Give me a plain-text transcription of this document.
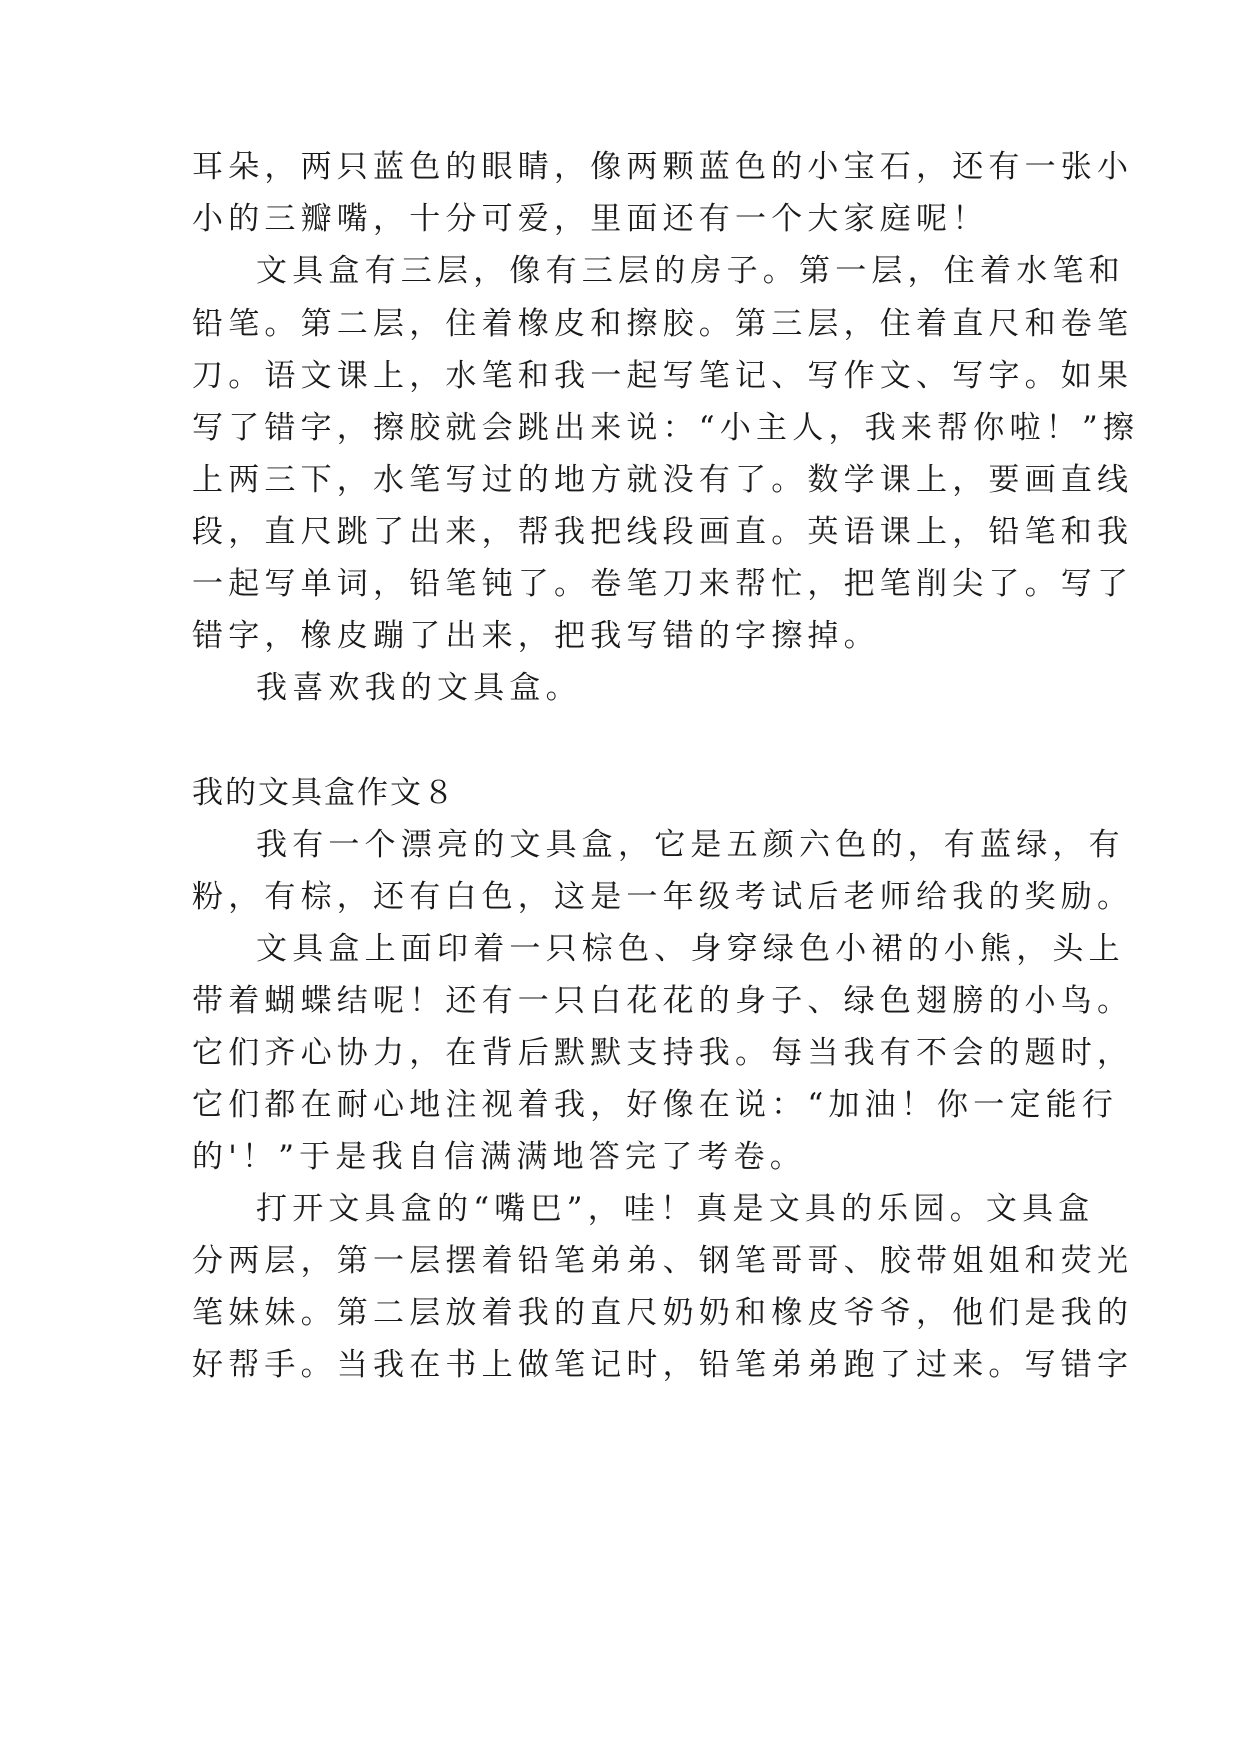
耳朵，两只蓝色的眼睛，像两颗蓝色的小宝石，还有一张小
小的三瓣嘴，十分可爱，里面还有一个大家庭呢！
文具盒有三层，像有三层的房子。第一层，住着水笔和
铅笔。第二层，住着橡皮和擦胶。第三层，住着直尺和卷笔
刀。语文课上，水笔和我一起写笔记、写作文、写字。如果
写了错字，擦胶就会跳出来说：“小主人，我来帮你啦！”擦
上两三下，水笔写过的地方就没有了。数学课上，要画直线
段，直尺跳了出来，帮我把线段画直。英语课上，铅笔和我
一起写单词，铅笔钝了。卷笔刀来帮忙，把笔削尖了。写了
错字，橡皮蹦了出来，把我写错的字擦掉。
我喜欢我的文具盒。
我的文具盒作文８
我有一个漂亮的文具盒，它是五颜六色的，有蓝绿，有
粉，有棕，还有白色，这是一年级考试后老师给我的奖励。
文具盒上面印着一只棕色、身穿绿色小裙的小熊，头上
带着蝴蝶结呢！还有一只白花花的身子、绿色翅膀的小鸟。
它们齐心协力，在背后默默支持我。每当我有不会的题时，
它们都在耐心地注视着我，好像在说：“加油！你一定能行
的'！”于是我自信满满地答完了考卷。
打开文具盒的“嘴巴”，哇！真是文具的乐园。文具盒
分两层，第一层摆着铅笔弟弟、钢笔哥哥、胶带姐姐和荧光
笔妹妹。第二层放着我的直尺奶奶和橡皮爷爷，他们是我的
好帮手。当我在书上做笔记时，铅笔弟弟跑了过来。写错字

● ● ●

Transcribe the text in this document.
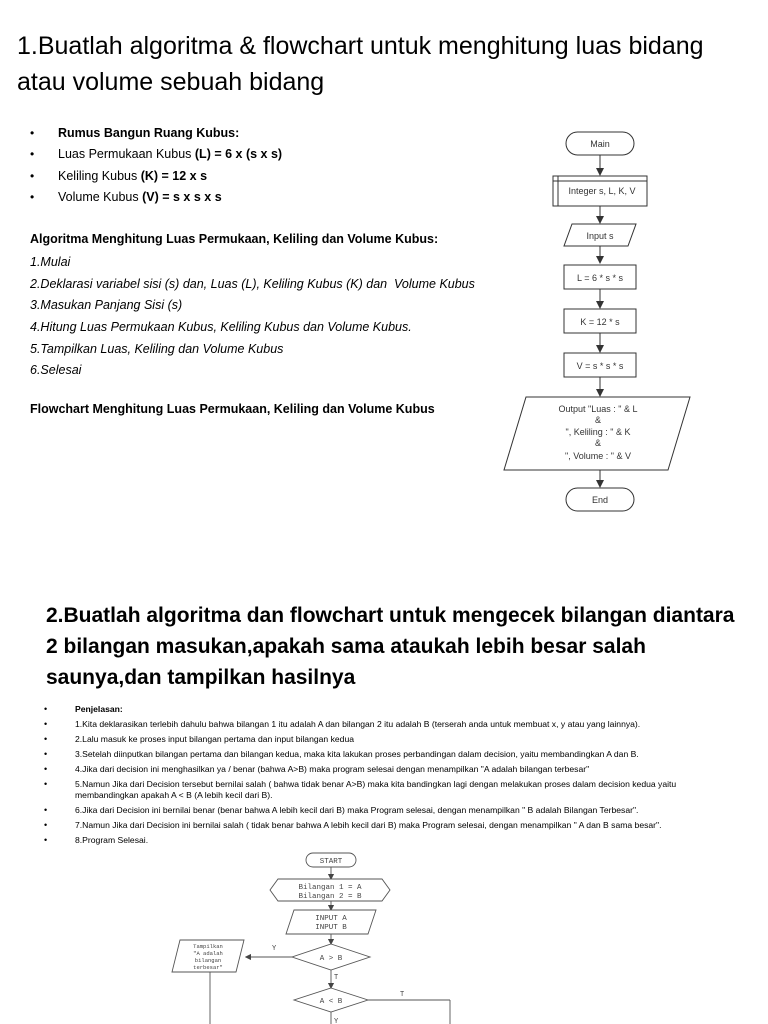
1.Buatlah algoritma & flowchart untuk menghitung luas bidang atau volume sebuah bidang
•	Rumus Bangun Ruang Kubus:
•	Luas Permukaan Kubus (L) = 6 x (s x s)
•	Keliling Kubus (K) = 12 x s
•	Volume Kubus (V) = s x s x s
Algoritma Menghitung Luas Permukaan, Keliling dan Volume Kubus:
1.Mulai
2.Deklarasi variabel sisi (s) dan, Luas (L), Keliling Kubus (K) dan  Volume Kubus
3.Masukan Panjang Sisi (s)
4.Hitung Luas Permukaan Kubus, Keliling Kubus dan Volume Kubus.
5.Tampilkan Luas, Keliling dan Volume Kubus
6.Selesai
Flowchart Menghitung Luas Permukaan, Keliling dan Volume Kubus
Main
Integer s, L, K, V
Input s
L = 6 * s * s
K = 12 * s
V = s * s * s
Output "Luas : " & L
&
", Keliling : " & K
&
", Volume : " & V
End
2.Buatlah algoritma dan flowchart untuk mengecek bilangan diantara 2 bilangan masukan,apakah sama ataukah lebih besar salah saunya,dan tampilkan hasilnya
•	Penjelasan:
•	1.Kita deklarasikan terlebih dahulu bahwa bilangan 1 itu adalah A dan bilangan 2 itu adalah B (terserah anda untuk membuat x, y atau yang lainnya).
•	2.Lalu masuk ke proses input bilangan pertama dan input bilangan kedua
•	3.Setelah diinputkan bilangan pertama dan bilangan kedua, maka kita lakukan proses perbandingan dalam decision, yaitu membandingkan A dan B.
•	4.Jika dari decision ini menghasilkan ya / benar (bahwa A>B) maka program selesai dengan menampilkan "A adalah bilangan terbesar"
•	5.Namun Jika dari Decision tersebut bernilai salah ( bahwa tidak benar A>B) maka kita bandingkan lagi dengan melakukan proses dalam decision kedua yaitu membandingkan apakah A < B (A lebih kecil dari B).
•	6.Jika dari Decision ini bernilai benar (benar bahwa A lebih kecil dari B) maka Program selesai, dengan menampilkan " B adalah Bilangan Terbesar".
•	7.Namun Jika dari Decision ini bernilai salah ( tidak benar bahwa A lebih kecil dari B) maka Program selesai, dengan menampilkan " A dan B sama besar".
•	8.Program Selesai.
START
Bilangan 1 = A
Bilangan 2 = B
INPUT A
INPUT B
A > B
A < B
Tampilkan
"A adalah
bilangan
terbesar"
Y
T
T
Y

● ● ●

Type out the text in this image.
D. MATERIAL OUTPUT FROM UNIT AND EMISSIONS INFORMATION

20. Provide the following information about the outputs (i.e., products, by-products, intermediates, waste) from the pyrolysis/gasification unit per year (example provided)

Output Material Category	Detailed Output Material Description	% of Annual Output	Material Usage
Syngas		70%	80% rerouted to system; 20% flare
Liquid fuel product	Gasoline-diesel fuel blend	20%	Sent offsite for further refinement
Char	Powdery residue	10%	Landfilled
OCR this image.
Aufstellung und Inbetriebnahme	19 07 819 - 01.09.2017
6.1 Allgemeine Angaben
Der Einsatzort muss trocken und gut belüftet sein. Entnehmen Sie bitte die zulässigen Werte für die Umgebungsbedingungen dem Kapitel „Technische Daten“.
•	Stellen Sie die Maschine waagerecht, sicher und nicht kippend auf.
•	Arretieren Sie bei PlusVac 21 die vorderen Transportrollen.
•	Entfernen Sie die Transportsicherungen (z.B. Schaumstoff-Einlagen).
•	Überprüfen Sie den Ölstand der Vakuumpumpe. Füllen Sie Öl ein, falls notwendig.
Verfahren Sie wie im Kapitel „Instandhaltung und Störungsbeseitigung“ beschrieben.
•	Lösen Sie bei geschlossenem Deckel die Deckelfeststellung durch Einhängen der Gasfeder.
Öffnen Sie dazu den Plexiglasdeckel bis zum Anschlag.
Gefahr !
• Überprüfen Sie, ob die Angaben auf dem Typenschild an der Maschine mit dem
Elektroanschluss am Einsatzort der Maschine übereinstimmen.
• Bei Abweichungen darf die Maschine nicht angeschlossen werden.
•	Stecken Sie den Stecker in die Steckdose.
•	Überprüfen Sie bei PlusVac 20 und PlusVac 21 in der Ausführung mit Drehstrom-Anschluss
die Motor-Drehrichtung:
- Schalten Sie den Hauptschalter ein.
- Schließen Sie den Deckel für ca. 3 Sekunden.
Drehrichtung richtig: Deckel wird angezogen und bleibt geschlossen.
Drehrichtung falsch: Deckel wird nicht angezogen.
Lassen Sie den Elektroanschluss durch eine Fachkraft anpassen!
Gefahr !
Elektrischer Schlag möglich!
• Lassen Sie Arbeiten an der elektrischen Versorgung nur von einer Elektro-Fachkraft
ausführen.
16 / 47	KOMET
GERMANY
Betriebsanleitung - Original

● ● ●

**BRIEF:** Of the lines above, copy each that contains "Einsatzort".

**RESULT:**
Der Einsatzort muss trocken und gut belüftet sein. Entnehmen Sie bitte die zulässigen Werte für die Umgebungsbedingungen dem Kapitel „Technische Daten“.
Elektroanschluss am Einsatzort der Maschine übereinstimmen.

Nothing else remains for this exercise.